* **Exercise directions**
Take the material below and retype it in full; pictures are left out.

Records from a collection:
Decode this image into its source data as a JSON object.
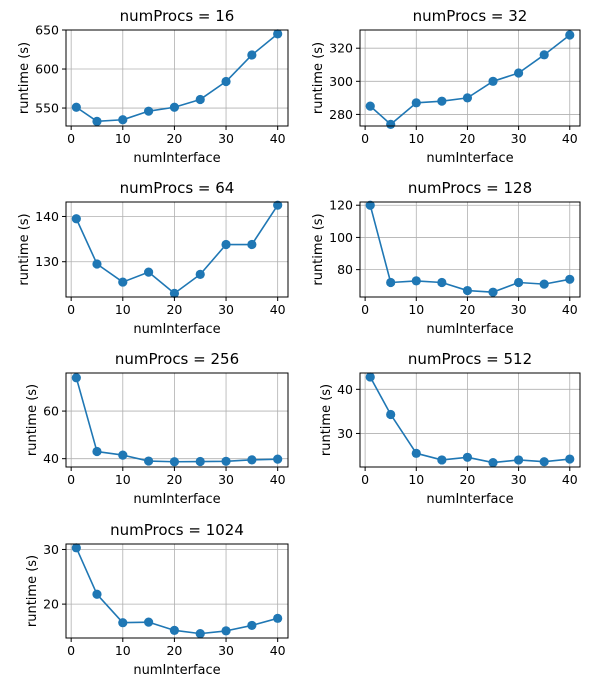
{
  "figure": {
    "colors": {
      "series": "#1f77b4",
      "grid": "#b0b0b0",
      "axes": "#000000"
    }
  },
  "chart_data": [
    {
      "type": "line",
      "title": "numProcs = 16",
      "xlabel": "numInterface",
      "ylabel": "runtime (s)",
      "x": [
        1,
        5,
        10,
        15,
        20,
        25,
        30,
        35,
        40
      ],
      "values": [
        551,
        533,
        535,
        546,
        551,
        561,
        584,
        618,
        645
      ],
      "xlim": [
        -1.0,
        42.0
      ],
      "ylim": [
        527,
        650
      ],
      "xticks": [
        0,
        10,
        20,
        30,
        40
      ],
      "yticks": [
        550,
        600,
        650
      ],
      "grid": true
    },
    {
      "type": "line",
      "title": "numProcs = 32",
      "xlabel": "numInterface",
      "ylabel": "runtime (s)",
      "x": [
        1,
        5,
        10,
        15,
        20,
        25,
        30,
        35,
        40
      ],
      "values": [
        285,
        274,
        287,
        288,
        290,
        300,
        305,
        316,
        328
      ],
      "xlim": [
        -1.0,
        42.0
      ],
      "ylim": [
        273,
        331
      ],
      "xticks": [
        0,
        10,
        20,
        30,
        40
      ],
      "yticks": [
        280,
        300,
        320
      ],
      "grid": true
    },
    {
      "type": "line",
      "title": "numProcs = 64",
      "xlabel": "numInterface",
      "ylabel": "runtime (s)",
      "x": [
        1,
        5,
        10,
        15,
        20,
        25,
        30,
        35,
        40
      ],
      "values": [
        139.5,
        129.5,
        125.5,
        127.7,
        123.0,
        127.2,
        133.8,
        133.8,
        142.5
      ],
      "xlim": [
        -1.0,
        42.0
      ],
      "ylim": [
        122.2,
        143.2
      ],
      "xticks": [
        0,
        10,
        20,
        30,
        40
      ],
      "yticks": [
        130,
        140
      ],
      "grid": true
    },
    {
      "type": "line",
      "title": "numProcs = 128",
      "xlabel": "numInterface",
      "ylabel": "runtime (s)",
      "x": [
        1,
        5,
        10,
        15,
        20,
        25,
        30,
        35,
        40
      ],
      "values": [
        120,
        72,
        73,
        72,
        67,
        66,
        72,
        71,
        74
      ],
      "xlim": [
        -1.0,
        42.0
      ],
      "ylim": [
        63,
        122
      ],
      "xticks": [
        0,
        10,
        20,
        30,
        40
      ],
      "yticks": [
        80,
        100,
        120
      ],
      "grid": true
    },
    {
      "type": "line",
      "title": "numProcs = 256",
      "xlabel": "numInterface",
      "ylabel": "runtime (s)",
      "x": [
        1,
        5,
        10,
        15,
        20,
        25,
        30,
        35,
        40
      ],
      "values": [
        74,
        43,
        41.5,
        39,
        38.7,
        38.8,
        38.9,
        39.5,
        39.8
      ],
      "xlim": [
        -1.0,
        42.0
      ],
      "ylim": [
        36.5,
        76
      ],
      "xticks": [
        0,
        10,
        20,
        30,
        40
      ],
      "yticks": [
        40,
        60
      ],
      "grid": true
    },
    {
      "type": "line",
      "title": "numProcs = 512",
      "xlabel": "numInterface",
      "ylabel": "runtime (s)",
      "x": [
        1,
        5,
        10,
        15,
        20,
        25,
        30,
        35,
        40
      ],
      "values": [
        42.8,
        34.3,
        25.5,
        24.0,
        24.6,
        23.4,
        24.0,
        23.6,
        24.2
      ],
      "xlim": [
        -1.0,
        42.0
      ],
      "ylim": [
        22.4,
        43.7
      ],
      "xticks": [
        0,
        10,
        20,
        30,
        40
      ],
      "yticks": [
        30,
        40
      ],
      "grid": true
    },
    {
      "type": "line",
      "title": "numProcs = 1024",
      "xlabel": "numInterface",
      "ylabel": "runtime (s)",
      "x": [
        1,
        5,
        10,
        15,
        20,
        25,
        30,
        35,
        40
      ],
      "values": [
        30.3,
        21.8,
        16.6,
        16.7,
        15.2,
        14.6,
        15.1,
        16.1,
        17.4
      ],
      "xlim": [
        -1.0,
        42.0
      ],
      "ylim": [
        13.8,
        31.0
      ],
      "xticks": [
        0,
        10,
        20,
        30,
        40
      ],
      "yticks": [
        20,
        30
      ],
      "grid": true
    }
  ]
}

* **Complete output**
Decode this image into its source data as a JSON object.
{
  "figure": {
    "colors": {
      "series": "#1f77b4",
      "grid": "#b0b0b0",
      "axes": "#000000"
    }
  },
  "chart_data": [
    {
      "type": "line",
      "title": "numProcs = 16",
      "xlabel": "numInterface",
      "ylabel": "runtime (s)",
      "x": [
        1,
        5,
        10,
        15,
        20,
        25,
        30,
        35,
        40
      ],
      "values": [
        551,
        533,
        535,
        546,
        551,
        561,
        584,
        618,
        645
      ],
      "xlim": [
        -1.0,
        42.0
      ],
      "ylim": [
        527,
        650
      ],
      "xticks": [
        0,
        10,
        20,
        30,
        40
      ],
      "yticks": [
        550,
        600,
        650
      ],
      "grid": true
    },
    {
      "type": "line",
      "title": "numProcs = 32",
      "xlabel": "numInterface",
      "ylabel": "runtime (s)",
      "x": [
        1,
        5,
        10,
        15,
        20,
        25,
        30,
        35,
        40
      ],
      "values": [
        285,
        274,
        287,
        288,
        290,
        300,
        305,
        316,
        328
      ],
      "xlim": [
        -1.0,
        42.0
      ],
      "ylim": [
        273,
        331
      ],
      "xticks": [
        0,
        10,
        20,
        30,
        40
      ],
      "yticks": [
        280,
        300,
        320
      ],
      "grid": true
    },
    {
      "type": "line",
      "title": "numProcs = 64",
      "xlabel": "numInterface",
      "ylabel": "runtime (s)",
      "x": [
        1,
        5,
        10,
        15,
        20,
        25,
        30,
        35,
        40
      ],
      "values": [
        139.5,
        129.5,
        125.5,
        127.7,
        123.0,
        127.2,
        133.8,
        133.8,
        142.5
      ],
      "xlim": [
        -1.0,
        42.0
      ],
      "ylim": [
        122.2,
        143.2
      ],
      "xticks": [
        0,
        10,
        20,
        30,
        40
      ],
      "yticks": [
        130,
        140
      ],
      "grid": true
    },
    {
      "type": "line",
      "title": "numProcs = 128",
      "xlabel": "numInterface",
      "ylabel": "runtime (s)",
      "x": [
        1,
        5,
        10,
        15,
        20,
        25,
        30,
        35,
        40
      ],
      "values": [
        120,
        72,
        73,
        72,
        67,
        66,
        72,
        71,
        74
      ],
      "xlim": [
        -1.0,
        42.0
      ],
      "ylim": [
        63,
        122
      ],
      "xticks": [
        0,
        10,
        20,
        30,
        40
      ],
      "yticks": [
        80,
        100,
        120
      ],
      "grid": true
    },
    {
      "type": "line",
      "title": "numProcs = 256",
      "xlabel": "numInterface",
      "ylabel": "runtime (s)",
      "x": [
        1,
        5,
        10,
        15,
        20,
        25,
        30,
        35,
        40
      ],
      "values": [
        74,
        43,
        41.5,
        39,
        38.7,
        38.8,
        38.9,
        39.5,
        39.8
      ],
      "xlim": [
        -1.0,
        42.0
      ],
      "ylim": [
        36.5,
        76
      ],
      "xticks": [
        0,
        10,
        20,
        30,
        40
      ],
      "yticks": [
        40,
        60
      ],
      "grid": true
    },
    {
      "type": "line",
      "title": "numProcs = 512",
      "xlabel": "numInterface",
      "ylabel": "runtime (s)",
      "x": [
        1,
        5,
        10,
        15,
        20,
        25,
        30,
        35,
        40
      ],
      "values": [
        42.8,
        34.3,
        25.5,
        24.0,
        24.6,
        23.4,
        24.0,
        23.6,
        24.2
      ],
      "xlim": [
        -1.0,
        42.0
      ],
      "ylim": [
        22.4,
        43.7
      ],
      "xticks": [
        0,
        10,
        20,
        30,
        40
      ],
      "yticks": [
        30,
        40
      ],
      "grid": true
    },
    {
      "type": "line",
      "title": "numProcs = 1024",
      "xlabel": "numInterface",
      "ylabel": "runtime (s)",
      "x": [
        1,
        5,
        10,
        15,
        20,
        25,
        30,
        35,
        40
      ],
      "values": [
        30.3,
        21.8,
        16.6,
        16.7,
        15.2,
        14.6,
        15.1,
        16.1,
        17.4
      ],
      "xlim": [
        -1.0,
        42.0
      ],
      "ylim": [
        13.8,
        31.0
      ],
      "xticks": [
        0,
        10,
        20,
        30,
        40
      ],
      "yticks": [
        20,
        30
      ],
      "grid": true
    }
  ]
}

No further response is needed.